Aim of the exercise:
Collect every line in the records below that contains the word "Output".

Records for this task:

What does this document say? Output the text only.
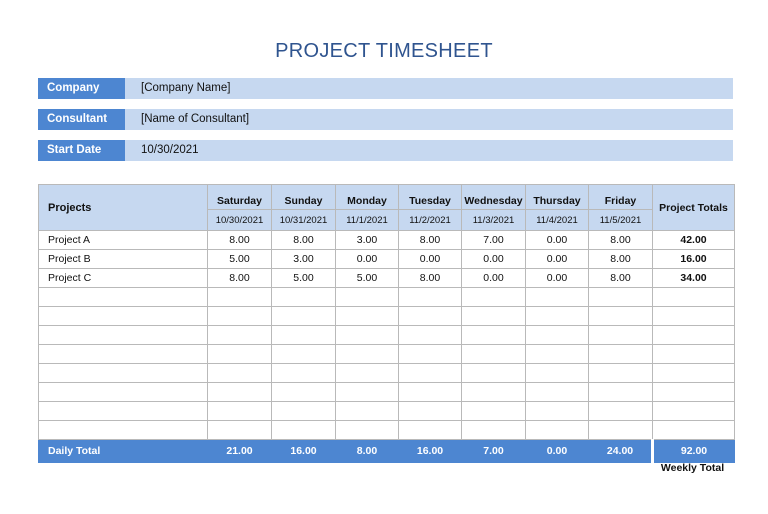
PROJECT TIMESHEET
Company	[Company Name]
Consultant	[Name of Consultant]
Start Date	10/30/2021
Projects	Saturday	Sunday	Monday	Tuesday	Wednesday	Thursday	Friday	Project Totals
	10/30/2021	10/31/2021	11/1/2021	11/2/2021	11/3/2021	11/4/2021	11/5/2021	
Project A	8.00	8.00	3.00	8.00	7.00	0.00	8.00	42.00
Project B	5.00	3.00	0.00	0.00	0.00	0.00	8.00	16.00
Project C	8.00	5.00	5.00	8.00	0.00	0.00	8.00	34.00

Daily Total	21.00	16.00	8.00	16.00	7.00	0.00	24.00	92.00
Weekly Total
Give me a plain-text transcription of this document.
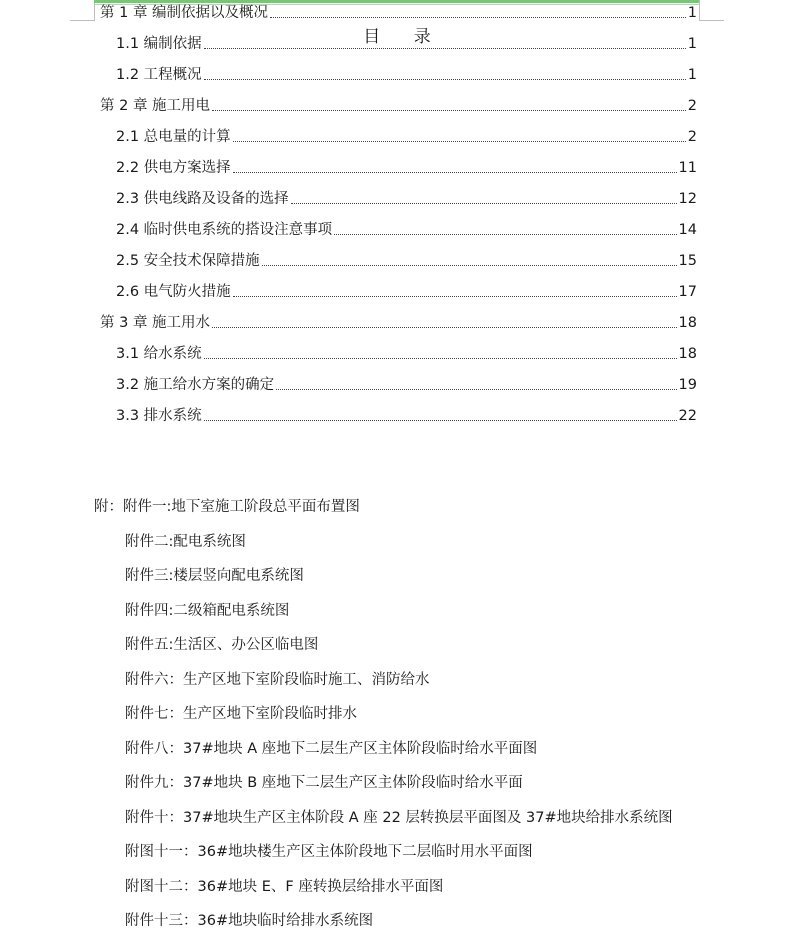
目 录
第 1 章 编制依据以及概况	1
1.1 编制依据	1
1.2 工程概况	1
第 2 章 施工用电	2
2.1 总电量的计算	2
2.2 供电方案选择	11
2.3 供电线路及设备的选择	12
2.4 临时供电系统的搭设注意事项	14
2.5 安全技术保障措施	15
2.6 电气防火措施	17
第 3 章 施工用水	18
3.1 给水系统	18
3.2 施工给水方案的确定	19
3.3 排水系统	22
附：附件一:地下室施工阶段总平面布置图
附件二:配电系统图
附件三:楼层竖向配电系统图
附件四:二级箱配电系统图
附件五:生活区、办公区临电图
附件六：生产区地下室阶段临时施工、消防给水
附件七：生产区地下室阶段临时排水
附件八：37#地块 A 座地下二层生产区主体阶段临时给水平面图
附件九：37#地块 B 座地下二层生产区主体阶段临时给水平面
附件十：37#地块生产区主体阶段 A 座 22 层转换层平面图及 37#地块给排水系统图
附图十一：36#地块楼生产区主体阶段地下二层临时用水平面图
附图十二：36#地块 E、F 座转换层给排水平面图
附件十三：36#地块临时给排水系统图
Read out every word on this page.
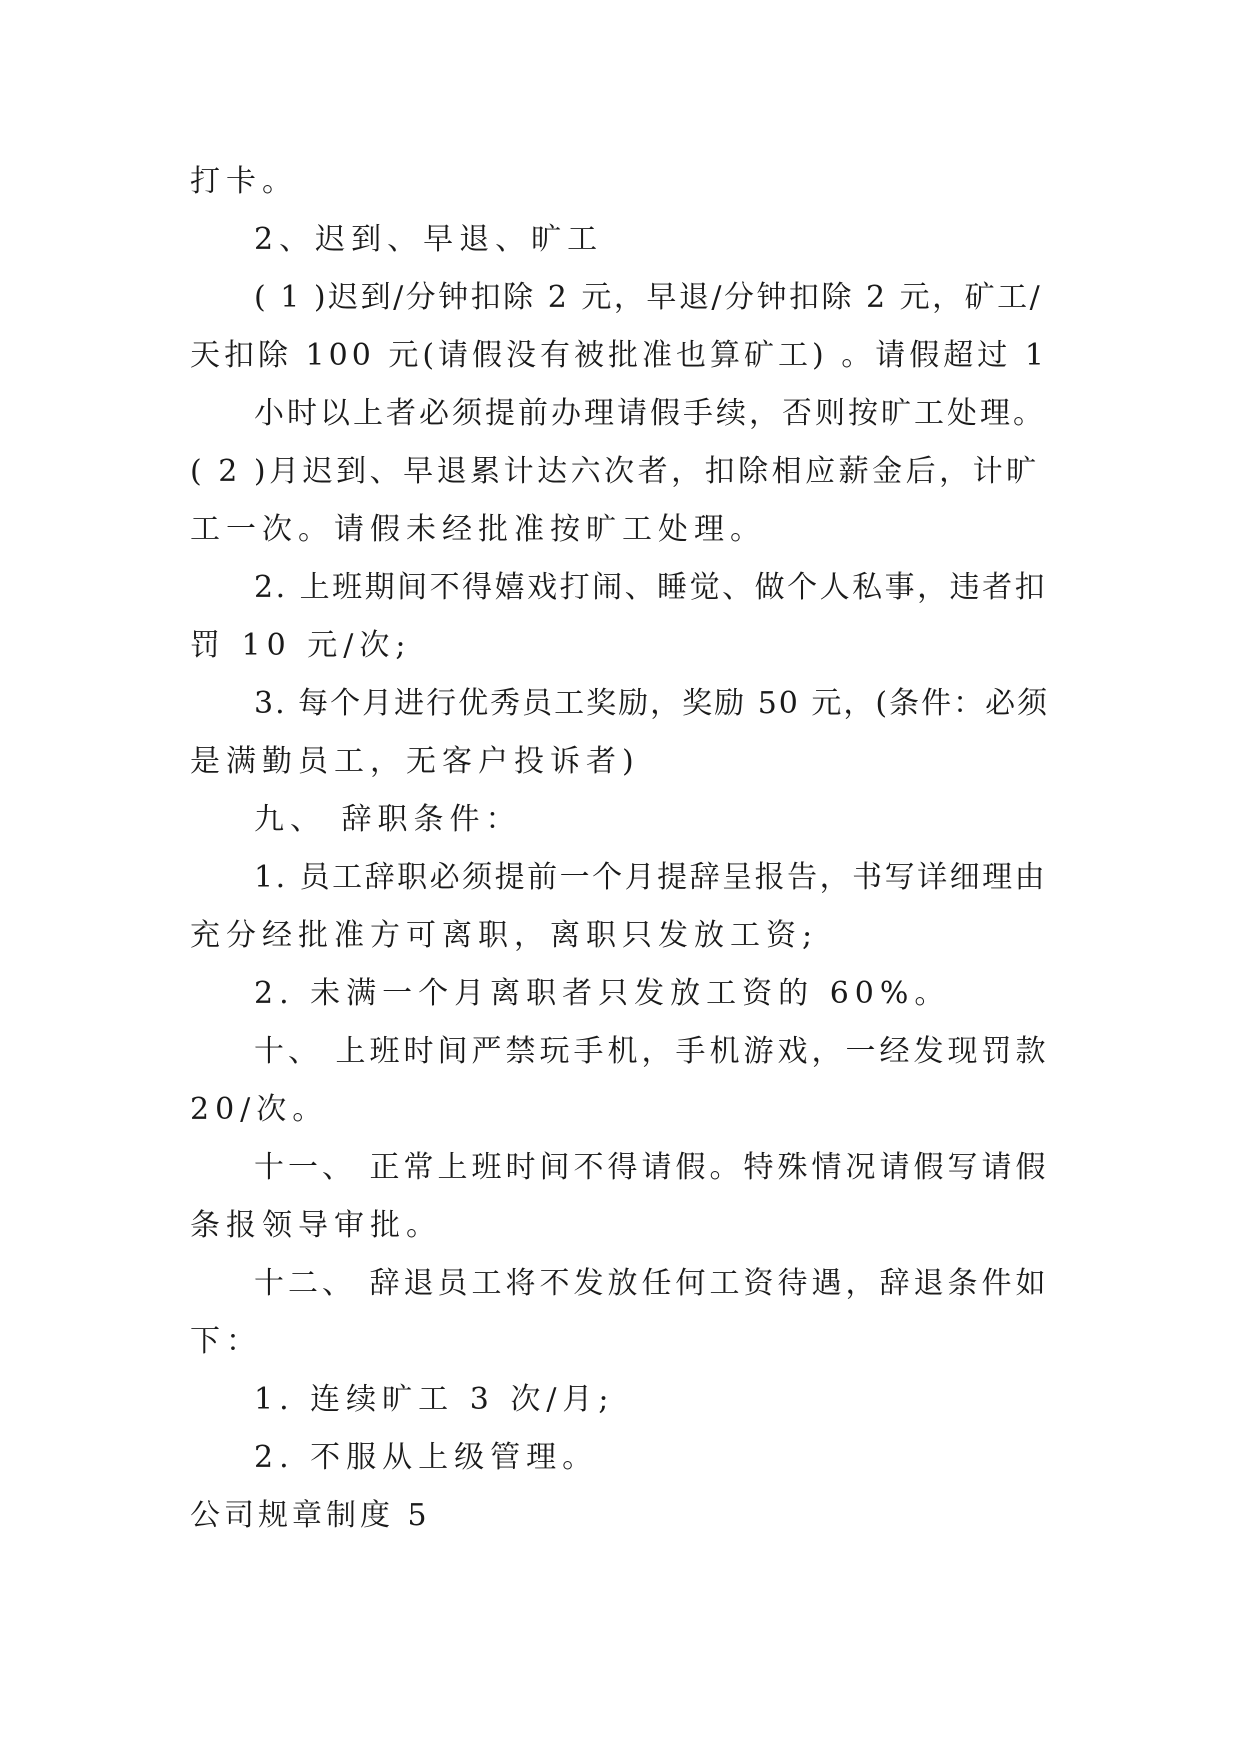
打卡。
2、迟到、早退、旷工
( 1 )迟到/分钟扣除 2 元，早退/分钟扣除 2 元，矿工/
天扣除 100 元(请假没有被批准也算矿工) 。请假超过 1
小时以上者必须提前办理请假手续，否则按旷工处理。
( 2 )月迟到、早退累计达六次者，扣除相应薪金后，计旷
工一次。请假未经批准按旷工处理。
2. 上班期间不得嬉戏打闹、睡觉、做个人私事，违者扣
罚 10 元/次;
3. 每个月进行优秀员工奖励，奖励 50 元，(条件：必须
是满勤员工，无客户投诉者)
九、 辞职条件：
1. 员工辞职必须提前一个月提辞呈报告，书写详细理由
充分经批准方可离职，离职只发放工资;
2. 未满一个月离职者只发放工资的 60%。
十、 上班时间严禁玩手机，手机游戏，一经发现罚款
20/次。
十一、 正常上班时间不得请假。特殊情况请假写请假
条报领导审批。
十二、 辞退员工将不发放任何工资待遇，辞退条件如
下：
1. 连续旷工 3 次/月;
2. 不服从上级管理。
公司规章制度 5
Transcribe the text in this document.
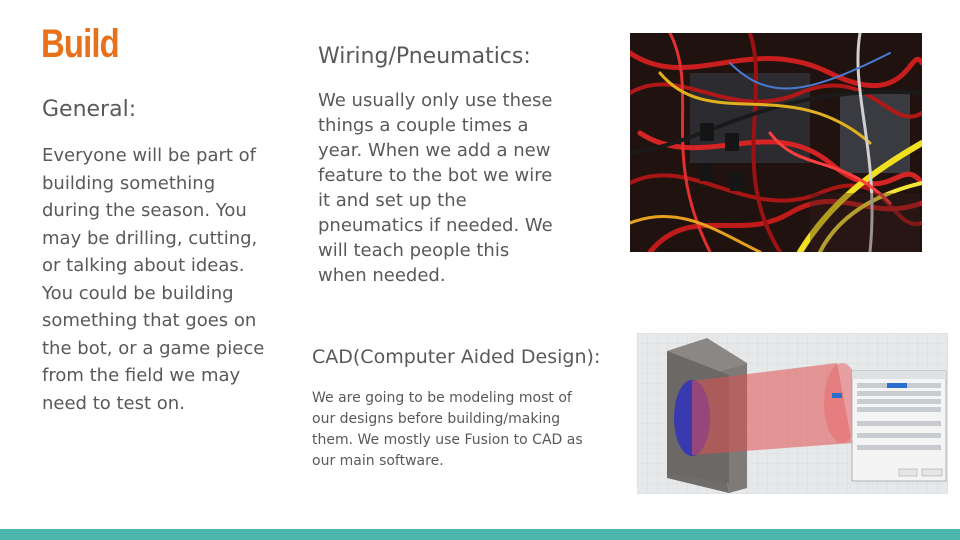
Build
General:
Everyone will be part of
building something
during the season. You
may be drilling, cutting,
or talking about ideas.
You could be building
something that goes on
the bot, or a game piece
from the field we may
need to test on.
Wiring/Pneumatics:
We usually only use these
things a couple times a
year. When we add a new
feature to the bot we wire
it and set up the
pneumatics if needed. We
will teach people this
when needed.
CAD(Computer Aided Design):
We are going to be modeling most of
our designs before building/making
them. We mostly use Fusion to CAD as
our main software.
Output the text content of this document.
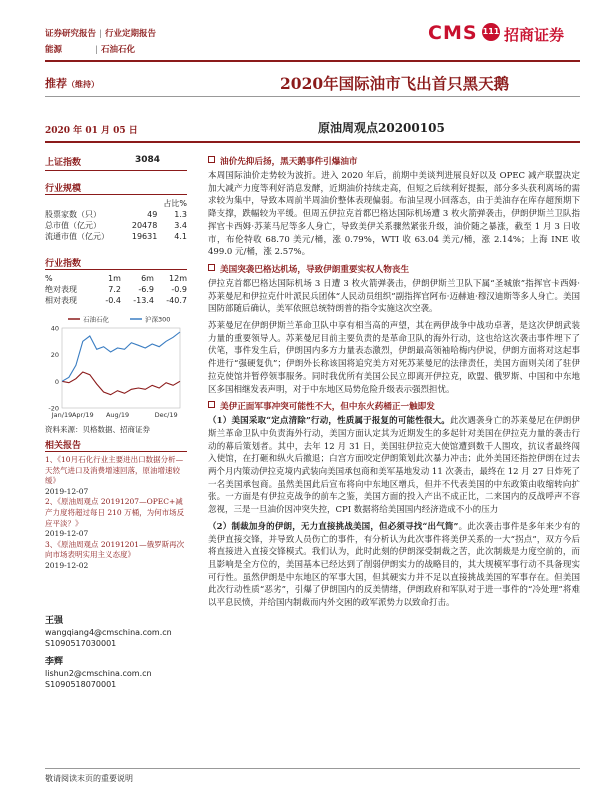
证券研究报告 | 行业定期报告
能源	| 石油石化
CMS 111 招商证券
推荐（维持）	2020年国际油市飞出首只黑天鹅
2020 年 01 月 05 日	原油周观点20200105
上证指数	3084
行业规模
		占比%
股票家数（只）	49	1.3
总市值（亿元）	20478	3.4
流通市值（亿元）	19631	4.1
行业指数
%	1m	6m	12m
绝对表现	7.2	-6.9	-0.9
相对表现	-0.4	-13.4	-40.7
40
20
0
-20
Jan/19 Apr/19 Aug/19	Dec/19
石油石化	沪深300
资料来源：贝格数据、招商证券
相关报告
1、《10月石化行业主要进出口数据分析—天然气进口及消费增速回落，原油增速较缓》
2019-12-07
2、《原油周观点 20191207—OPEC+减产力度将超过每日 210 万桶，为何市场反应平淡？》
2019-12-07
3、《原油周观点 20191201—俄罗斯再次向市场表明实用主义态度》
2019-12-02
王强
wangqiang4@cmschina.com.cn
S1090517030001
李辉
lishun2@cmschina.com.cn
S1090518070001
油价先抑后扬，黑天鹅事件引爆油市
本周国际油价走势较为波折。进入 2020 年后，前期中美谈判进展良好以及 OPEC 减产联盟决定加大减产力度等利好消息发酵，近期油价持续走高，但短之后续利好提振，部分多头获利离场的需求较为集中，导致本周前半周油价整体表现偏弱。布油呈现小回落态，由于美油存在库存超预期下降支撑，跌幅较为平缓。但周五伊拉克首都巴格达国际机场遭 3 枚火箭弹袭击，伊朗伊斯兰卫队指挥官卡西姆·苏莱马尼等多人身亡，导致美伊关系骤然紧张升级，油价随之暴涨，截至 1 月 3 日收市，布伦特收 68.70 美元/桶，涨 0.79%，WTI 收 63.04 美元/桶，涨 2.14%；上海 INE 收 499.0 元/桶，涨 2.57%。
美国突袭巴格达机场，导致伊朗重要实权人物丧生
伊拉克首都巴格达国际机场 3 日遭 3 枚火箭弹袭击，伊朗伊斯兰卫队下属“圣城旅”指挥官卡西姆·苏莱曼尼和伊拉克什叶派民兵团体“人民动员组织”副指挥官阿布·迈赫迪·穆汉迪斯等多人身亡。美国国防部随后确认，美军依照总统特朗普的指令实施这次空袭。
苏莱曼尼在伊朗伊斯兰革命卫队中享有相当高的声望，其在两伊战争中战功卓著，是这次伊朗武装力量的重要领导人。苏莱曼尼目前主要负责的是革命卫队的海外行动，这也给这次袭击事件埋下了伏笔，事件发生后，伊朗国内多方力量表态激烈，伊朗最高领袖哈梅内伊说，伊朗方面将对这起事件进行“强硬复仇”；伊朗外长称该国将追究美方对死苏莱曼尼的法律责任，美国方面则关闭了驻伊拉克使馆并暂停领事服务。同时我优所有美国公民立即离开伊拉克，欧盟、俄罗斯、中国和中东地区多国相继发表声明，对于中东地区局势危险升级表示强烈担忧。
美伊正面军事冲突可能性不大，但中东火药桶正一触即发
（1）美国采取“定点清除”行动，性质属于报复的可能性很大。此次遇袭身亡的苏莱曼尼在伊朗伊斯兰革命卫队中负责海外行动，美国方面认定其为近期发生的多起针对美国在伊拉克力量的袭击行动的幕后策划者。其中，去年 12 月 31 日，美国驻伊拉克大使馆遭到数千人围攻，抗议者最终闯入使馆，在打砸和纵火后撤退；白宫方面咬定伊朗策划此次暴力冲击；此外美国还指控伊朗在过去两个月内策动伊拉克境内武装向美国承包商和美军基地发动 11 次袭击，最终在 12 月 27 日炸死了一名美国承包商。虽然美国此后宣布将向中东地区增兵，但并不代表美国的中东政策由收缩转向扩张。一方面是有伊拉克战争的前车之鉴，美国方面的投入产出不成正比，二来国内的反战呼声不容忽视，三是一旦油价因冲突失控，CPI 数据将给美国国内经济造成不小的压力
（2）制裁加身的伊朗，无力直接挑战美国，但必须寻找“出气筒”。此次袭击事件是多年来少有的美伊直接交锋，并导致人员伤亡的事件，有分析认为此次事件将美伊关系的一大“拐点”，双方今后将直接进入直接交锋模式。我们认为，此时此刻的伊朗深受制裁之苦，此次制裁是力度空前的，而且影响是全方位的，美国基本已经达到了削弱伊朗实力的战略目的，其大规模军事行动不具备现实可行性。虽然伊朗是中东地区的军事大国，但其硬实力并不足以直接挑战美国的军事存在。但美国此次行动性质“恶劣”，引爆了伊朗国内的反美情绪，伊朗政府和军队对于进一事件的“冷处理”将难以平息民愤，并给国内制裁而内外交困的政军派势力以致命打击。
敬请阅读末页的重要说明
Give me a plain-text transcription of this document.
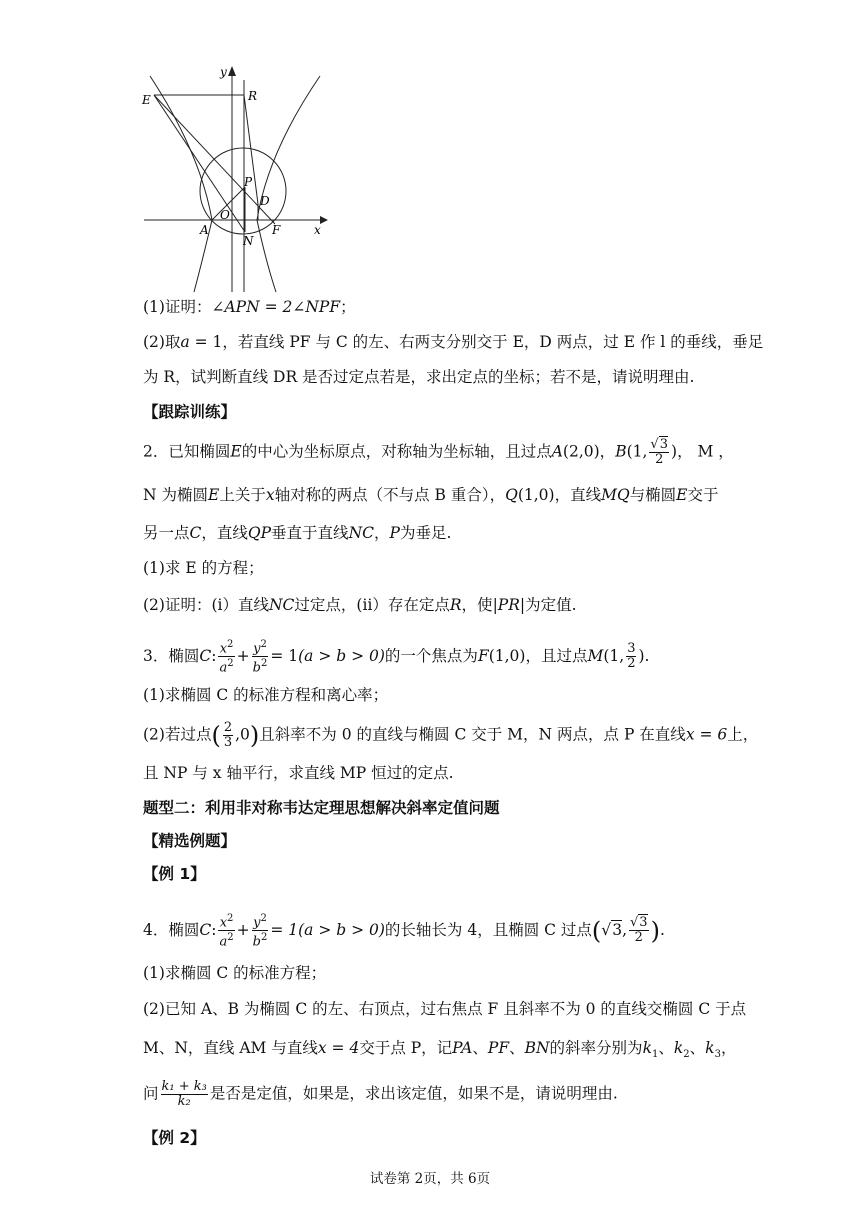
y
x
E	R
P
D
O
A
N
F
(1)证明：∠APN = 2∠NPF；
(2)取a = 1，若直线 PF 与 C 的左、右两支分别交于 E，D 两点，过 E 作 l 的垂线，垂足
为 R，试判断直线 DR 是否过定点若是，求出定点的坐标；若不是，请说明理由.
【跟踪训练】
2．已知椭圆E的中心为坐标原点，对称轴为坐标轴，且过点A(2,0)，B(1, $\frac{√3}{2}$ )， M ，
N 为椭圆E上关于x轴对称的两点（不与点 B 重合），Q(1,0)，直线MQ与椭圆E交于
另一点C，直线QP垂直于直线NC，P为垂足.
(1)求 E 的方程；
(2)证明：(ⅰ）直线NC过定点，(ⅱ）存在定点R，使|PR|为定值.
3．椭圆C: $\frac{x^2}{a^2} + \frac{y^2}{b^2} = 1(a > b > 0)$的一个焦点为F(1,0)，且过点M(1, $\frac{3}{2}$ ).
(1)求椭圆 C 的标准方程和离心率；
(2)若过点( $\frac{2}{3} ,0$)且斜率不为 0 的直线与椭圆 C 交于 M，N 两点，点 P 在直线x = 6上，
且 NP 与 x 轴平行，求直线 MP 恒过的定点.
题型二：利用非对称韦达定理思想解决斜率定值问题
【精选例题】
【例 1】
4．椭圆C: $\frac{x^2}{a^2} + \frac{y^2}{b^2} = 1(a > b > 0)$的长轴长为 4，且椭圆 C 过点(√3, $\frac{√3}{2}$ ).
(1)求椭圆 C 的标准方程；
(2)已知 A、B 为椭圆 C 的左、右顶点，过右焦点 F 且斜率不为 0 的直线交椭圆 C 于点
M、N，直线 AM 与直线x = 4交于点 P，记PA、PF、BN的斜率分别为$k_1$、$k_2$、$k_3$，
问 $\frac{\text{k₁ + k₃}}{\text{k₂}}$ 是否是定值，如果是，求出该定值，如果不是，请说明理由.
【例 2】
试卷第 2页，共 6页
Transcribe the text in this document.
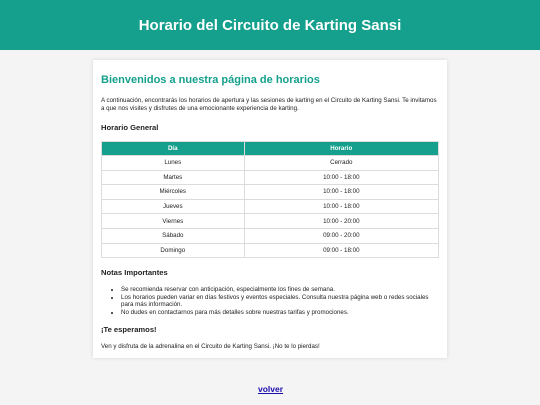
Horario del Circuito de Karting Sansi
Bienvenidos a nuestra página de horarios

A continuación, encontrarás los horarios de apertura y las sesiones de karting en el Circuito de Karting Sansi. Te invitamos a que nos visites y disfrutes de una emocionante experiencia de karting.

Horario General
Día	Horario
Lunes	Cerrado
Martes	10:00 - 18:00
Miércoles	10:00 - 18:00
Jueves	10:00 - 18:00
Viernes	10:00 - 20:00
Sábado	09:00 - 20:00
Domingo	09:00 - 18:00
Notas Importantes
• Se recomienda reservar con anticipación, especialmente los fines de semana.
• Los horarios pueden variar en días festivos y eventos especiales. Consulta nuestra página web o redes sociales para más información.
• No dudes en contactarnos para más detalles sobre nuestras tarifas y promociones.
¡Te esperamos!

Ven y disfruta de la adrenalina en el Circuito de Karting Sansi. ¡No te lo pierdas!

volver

Solved exercise:
What does this document say? Output the text only.
Output the text content of this document.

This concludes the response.